→ **Stored records**
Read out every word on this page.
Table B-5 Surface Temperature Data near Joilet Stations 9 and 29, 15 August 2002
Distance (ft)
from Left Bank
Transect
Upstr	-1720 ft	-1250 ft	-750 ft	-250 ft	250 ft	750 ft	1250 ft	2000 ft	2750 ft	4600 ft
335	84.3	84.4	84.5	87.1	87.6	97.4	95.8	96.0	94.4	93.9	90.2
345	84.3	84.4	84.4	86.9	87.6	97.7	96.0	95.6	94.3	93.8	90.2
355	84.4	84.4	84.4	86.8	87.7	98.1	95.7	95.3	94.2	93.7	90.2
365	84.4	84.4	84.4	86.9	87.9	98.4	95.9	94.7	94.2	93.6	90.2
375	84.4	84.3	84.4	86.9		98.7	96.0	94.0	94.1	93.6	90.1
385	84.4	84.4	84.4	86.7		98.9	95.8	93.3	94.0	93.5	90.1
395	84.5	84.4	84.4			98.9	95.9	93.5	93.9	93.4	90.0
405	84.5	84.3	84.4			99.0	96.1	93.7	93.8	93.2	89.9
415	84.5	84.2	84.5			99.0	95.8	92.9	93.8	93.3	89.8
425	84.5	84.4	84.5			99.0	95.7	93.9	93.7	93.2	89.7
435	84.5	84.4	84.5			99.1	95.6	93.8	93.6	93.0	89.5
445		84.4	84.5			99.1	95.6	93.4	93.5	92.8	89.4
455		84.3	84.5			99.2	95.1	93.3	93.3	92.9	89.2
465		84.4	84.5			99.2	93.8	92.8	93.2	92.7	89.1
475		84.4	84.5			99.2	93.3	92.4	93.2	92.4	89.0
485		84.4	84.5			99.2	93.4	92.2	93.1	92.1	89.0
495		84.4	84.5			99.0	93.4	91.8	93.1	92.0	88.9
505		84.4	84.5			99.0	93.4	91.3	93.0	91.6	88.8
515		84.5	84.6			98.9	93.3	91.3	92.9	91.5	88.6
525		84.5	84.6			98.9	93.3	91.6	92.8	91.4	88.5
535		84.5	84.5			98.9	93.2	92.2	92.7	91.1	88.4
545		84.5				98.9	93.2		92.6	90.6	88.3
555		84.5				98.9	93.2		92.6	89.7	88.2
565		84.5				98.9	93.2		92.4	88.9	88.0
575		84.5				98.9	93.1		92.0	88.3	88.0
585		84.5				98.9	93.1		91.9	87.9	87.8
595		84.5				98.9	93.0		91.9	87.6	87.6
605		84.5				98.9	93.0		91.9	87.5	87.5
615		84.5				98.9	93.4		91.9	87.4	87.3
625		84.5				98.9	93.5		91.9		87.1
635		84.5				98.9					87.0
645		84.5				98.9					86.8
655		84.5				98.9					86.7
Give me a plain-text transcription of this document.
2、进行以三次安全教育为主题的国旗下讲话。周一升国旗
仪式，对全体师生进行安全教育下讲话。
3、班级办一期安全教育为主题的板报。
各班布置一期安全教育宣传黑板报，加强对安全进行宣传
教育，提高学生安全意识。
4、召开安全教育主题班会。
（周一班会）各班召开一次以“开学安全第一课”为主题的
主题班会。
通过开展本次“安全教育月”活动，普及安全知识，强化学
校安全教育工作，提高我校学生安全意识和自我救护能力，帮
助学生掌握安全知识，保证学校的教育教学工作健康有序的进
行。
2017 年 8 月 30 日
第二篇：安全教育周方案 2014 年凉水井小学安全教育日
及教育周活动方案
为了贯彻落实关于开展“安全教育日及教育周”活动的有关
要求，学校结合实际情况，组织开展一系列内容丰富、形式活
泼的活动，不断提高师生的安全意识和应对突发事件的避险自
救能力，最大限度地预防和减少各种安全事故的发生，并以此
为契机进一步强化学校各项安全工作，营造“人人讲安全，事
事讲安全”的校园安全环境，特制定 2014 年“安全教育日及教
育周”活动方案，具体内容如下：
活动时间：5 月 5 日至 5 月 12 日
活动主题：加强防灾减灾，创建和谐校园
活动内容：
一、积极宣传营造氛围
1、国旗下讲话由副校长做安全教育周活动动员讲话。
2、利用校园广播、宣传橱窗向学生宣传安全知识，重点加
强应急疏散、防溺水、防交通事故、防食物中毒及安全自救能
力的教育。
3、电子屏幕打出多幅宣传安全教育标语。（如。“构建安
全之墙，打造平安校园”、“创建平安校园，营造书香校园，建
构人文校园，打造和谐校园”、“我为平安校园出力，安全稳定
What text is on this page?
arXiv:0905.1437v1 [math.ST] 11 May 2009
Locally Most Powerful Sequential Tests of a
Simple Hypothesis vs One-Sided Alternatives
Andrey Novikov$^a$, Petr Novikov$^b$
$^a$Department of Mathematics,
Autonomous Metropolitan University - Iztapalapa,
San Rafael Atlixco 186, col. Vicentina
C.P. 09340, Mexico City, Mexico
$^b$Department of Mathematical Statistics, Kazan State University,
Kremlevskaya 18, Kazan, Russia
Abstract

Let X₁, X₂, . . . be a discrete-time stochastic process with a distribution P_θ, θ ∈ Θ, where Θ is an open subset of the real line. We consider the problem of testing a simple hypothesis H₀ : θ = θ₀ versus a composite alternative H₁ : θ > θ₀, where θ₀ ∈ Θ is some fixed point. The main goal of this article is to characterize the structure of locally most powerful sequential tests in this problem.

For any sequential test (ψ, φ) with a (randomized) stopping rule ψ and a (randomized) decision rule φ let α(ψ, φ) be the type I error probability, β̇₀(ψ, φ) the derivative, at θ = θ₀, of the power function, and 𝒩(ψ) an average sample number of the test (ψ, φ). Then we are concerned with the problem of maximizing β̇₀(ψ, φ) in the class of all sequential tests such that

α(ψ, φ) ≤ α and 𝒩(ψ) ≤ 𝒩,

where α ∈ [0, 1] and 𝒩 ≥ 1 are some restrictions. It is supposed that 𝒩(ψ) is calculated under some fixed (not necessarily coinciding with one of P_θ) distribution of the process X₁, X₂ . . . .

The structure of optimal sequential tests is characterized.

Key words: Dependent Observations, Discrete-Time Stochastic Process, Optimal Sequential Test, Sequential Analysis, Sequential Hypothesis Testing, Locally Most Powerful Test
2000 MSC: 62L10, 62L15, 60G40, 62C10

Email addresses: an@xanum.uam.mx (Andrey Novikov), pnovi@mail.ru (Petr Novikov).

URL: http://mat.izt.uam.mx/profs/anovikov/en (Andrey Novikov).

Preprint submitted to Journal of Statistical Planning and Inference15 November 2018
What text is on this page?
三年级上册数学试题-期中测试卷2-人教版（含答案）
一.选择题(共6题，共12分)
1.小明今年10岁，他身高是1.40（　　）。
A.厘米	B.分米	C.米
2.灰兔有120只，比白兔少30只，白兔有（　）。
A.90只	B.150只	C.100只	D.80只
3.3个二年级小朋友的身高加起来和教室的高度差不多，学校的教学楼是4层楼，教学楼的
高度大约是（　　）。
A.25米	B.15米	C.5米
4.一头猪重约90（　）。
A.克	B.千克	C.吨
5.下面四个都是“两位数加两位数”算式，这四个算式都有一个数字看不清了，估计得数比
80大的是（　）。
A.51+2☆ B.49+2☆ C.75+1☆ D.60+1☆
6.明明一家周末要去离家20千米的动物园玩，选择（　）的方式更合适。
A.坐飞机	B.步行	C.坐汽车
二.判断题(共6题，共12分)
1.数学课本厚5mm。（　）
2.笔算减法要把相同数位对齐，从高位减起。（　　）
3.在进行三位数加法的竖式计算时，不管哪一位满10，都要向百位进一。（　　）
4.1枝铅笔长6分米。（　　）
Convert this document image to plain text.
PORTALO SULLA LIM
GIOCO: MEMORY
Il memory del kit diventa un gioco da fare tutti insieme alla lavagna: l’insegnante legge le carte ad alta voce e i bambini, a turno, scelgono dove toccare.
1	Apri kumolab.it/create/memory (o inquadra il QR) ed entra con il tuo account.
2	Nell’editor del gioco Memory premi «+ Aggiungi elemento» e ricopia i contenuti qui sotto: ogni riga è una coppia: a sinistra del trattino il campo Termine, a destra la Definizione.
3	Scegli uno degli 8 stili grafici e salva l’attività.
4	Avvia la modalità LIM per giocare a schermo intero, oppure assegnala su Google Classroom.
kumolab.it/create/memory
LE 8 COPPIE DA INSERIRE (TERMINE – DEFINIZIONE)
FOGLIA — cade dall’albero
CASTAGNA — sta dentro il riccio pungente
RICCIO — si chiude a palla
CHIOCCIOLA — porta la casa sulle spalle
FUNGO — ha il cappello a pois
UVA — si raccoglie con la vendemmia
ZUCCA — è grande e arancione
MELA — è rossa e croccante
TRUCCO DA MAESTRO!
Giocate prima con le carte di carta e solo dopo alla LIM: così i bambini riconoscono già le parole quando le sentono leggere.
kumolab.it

→ **Requirements**
Of the lines in the data, how many hold the string "where"? State the number, nothing else.

→ **Full output**
2